-- Prompt --
Every line of the data that contains the string "Optimización" must be copied.

[start]

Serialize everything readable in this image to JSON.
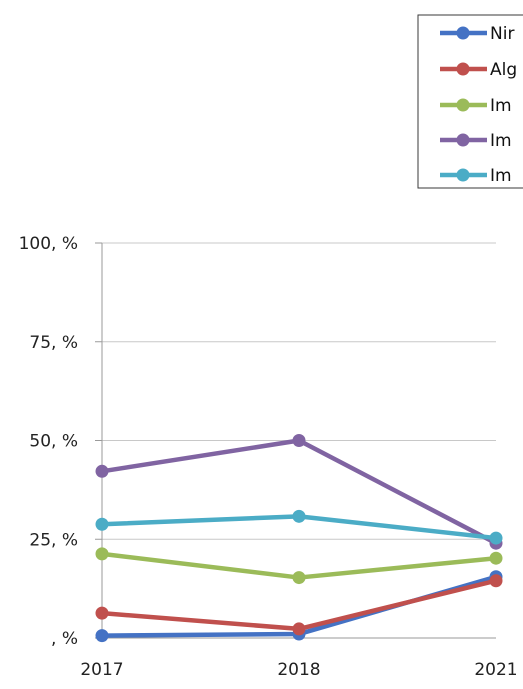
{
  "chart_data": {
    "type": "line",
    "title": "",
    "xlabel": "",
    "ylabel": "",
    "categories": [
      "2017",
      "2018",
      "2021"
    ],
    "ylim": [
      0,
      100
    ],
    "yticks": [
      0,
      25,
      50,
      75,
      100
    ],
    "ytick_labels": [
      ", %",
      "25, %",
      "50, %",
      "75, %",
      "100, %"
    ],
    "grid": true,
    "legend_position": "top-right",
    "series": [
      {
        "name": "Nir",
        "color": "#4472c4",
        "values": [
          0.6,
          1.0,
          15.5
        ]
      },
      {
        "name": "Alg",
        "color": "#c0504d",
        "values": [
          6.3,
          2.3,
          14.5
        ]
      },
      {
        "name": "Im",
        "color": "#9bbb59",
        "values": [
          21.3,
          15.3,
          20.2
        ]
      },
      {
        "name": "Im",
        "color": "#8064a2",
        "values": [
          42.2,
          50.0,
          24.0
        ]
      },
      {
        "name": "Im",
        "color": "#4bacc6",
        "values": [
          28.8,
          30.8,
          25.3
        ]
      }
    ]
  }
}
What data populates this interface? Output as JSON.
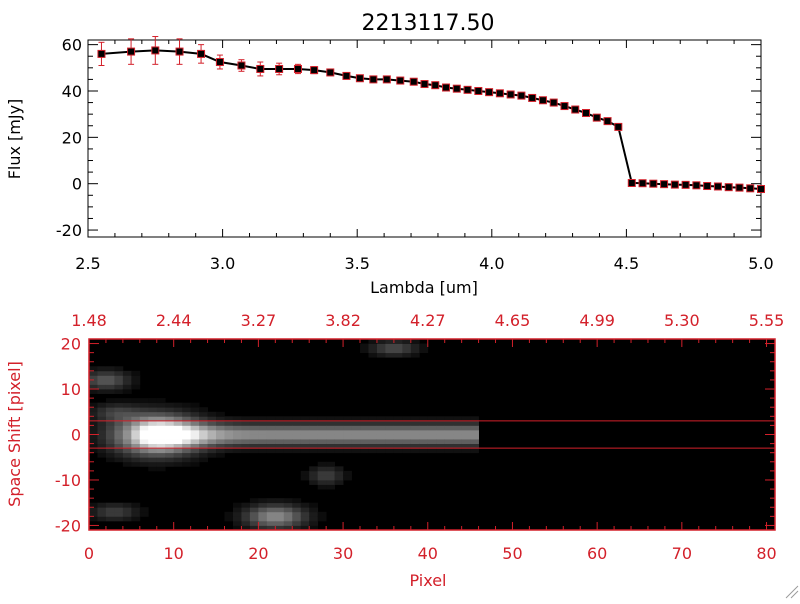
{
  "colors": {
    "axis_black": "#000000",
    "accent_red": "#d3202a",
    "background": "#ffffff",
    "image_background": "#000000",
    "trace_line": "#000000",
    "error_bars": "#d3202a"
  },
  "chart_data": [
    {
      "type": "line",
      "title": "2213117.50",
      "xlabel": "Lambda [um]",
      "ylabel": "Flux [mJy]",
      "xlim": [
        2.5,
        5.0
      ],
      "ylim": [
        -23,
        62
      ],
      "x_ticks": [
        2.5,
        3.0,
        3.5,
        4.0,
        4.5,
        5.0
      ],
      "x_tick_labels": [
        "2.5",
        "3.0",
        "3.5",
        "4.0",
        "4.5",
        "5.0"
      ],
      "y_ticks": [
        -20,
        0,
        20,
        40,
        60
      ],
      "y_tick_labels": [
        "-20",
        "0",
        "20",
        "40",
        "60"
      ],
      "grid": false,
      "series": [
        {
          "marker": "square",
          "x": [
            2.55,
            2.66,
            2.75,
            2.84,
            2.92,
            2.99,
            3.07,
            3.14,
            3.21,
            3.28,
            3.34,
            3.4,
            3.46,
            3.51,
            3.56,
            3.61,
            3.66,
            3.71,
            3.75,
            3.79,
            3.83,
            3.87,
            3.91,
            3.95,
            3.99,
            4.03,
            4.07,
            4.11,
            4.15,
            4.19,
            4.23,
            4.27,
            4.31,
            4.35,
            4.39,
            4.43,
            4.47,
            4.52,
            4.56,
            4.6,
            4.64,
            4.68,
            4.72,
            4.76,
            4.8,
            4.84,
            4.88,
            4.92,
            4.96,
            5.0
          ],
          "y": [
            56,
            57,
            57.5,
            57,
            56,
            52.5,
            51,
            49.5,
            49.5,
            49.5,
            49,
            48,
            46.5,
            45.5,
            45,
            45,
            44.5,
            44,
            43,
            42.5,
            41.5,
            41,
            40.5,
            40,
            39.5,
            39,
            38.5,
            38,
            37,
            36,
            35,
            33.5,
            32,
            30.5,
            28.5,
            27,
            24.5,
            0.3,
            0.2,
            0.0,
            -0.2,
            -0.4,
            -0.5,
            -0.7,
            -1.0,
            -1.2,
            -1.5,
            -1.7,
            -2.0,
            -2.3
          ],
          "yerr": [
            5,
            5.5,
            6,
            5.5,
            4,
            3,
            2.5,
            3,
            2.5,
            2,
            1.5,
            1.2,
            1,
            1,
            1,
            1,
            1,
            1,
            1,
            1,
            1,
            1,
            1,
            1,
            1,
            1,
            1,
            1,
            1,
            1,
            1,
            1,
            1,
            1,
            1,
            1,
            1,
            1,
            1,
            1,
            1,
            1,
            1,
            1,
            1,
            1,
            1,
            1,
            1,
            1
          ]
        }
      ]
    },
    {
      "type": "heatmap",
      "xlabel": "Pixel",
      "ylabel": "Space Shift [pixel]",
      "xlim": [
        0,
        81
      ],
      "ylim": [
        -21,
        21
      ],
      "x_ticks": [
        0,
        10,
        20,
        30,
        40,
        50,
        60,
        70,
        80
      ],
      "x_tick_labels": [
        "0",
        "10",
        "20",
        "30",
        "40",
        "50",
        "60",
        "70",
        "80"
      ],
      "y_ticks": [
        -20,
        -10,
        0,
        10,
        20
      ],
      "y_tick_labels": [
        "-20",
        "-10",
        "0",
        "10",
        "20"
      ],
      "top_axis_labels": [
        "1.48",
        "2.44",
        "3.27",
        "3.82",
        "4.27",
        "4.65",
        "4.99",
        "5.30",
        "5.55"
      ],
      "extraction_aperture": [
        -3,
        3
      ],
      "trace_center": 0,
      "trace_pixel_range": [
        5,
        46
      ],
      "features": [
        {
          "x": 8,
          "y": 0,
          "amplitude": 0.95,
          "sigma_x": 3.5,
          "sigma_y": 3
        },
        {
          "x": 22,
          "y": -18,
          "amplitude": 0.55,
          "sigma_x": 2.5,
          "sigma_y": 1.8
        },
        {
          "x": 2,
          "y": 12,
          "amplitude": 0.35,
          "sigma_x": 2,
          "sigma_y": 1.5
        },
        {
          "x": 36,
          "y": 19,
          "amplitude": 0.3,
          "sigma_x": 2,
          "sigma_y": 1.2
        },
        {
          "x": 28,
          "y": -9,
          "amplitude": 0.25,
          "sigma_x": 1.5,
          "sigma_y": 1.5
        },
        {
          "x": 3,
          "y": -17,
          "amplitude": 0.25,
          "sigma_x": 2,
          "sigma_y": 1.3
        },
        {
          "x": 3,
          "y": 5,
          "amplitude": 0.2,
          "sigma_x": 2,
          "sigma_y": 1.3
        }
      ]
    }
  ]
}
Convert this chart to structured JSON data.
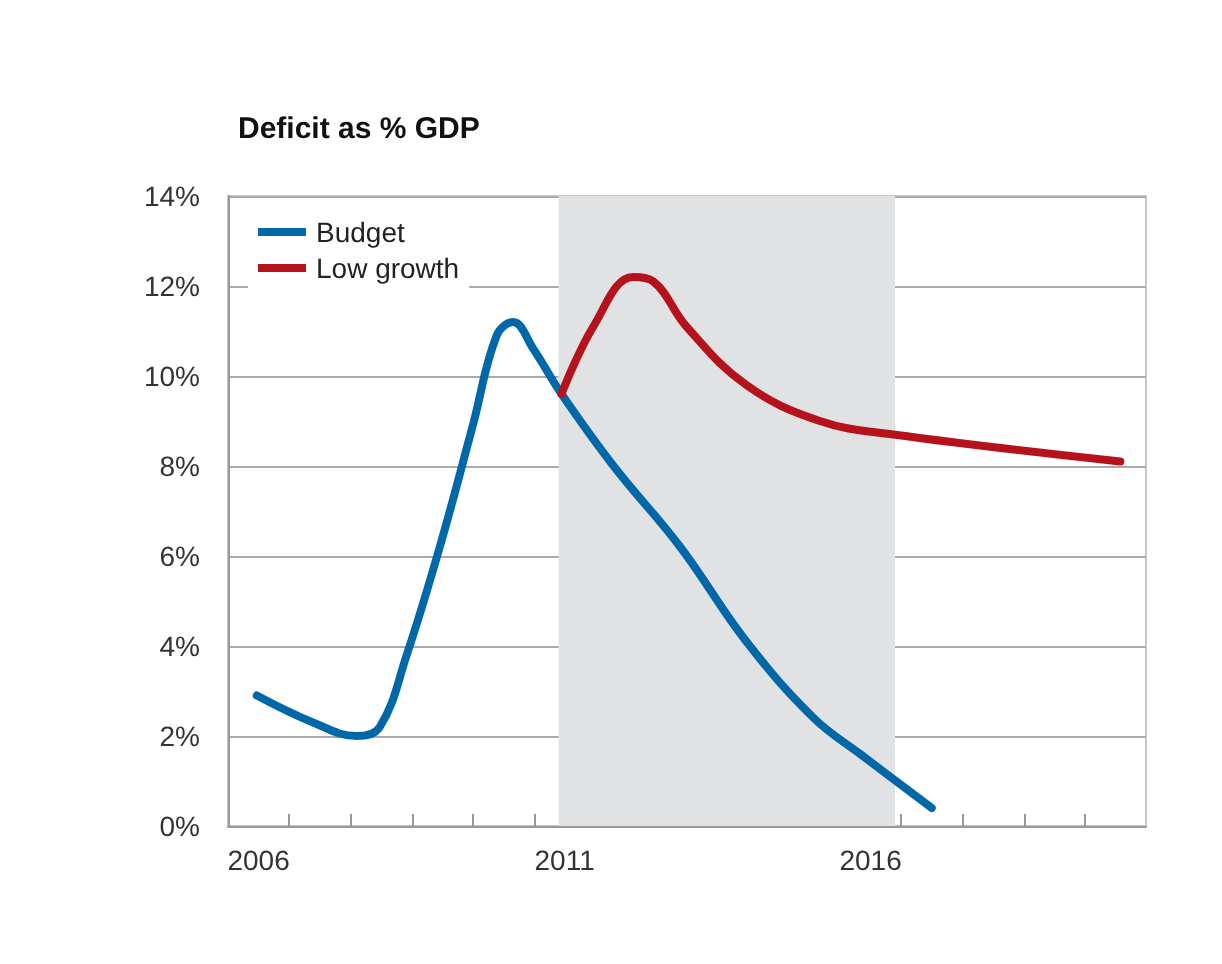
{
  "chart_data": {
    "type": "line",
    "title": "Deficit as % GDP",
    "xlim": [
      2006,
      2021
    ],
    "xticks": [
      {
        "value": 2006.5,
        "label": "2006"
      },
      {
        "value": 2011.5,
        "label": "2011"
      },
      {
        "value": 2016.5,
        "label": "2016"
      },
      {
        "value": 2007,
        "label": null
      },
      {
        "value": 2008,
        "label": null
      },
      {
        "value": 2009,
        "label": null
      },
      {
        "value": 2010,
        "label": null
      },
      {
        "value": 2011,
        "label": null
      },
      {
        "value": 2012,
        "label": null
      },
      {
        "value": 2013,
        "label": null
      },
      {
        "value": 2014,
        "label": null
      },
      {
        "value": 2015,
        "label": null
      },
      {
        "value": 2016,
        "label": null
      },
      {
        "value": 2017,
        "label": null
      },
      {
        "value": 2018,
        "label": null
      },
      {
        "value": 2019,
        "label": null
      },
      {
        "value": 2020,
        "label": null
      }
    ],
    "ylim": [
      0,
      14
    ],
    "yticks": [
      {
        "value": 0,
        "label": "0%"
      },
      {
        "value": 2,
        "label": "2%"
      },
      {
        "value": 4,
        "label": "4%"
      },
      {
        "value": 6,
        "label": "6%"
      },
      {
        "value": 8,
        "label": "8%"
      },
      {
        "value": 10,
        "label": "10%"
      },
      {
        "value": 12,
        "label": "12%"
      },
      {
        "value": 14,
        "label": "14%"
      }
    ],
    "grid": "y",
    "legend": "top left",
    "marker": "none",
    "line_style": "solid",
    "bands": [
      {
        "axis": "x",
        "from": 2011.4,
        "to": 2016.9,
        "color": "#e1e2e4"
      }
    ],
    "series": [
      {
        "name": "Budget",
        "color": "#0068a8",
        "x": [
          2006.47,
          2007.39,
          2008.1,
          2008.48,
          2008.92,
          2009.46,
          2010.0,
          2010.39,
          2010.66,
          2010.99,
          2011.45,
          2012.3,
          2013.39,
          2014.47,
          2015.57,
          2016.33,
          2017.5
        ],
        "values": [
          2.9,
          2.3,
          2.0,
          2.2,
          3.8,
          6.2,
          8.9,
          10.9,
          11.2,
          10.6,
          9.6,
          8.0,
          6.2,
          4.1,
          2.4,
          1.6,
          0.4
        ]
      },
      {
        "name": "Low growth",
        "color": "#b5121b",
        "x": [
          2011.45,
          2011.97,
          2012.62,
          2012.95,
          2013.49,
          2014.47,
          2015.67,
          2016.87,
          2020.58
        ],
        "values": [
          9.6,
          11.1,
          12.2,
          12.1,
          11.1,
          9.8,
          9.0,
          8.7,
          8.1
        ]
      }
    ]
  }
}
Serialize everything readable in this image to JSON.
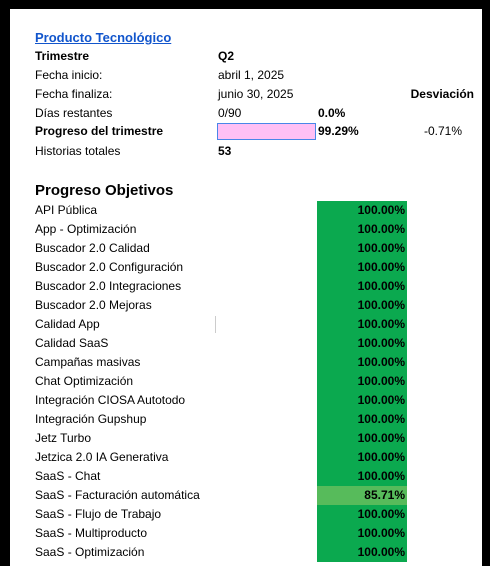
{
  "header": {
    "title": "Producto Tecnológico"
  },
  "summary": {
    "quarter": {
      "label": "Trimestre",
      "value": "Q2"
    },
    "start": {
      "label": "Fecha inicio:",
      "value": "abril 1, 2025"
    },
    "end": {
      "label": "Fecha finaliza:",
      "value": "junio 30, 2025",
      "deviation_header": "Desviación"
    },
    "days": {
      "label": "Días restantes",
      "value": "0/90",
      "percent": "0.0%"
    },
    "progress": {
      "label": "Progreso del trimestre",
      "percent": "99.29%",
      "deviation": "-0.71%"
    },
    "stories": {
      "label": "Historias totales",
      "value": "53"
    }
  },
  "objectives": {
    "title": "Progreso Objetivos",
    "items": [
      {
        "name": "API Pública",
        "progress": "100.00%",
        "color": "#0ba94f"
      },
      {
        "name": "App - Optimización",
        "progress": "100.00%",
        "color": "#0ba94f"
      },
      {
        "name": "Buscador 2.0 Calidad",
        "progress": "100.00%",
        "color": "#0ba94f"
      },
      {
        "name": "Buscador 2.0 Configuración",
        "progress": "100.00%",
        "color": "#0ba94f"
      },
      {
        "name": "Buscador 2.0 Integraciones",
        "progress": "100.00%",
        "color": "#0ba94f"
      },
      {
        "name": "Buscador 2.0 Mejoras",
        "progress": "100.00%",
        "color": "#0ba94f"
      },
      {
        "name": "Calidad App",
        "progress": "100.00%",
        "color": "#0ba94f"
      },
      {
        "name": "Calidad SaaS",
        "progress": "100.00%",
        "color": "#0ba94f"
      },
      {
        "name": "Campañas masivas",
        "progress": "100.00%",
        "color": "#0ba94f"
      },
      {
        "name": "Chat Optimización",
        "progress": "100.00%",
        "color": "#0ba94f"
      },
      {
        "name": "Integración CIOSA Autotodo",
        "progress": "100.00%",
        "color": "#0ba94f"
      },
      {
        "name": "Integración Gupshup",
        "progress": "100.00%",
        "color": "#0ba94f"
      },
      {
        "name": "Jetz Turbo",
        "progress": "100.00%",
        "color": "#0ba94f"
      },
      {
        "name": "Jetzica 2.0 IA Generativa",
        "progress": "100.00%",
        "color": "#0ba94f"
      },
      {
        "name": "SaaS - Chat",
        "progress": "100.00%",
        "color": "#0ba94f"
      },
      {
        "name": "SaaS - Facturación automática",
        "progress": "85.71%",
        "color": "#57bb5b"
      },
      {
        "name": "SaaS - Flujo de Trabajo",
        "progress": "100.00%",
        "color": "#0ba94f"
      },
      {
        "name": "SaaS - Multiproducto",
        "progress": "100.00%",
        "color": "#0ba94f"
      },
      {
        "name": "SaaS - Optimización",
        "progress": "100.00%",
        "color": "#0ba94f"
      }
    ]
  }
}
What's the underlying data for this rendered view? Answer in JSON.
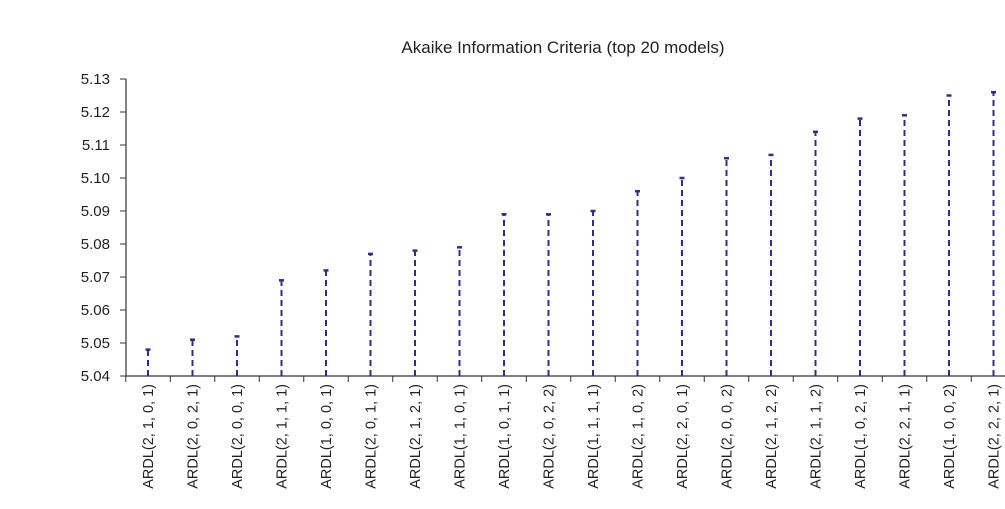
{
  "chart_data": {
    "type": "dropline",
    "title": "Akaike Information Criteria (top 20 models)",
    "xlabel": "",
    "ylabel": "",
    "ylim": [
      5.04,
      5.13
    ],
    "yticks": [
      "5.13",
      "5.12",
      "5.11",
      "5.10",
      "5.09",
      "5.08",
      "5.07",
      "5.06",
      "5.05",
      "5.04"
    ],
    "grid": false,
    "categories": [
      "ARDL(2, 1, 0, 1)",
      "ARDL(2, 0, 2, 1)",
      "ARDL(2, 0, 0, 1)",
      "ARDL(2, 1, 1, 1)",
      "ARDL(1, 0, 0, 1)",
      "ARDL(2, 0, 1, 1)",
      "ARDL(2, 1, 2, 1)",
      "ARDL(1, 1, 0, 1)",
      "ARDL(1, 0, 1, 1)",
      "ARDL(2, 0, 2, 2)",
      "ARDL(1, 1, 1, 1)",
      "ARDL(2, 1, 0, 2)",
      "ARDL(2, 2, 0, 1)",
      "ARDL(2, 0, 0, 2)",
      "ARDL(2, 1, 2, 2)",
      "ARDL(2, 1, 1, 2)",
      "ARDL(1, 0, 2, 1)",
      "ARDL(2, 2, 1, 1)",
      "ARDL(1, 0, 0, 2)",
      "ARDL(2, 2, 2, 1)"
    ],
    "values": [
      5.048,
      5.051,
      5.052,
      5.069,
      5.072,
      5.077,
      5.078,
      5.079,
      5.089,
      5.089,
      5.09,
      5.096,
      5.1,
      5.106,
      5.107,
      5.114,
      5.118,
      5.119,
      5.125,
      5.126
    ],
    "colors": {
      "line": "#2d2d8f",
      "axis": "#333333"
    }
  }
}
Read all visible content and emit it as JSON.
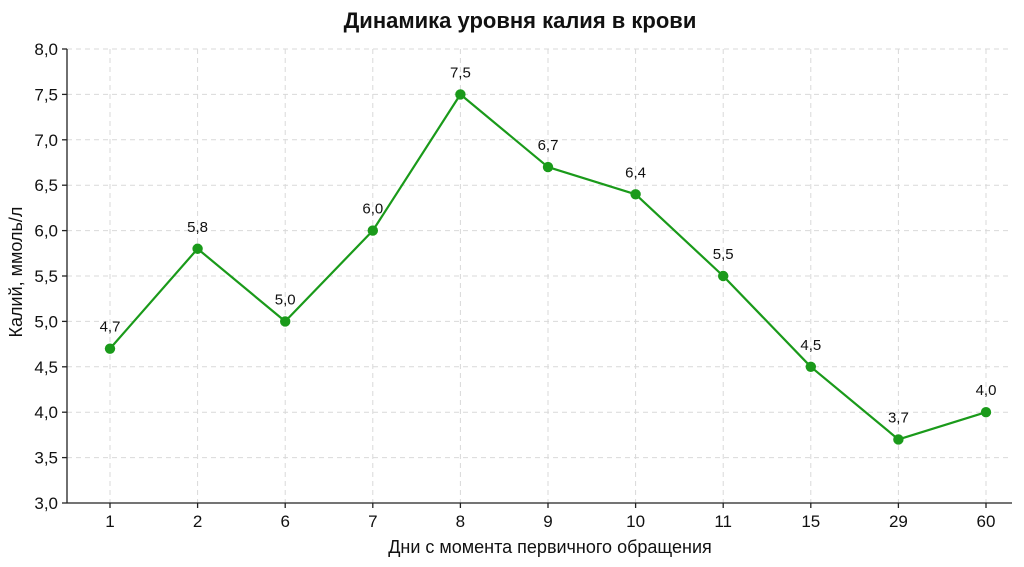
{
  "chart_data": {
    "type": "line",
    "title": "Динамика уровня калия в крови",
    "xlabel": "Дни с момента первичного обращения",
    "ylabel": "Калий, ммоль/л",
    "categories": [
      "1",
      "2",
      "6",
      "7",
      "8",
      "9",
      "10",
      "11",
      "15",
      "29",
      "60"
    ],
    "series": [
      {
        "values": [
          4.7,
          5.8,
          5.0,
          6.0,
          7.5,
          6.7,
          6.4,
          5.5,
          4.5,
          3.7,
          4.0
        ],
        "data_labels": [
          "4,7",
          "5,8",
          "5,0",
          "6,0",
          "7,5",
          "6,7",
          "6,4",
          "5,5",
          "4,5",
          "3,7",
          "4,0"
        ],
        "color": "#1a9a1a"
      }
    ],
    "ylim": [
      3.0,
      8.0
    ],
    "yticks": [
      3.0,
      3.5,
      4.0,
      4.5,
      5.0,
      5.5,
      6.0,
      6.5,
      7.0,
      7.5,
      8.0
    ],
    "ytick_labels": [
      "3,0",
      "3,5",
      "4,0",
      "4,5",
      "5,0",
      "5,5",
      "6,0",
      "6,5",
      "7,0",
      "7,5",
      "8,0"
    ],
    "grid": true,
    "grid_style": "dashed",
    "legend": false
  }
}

[end]

-- The result --
        "name": "App - Optimización",
        "name": "Chat Optimización",
        "name": "SaaS - Optimización",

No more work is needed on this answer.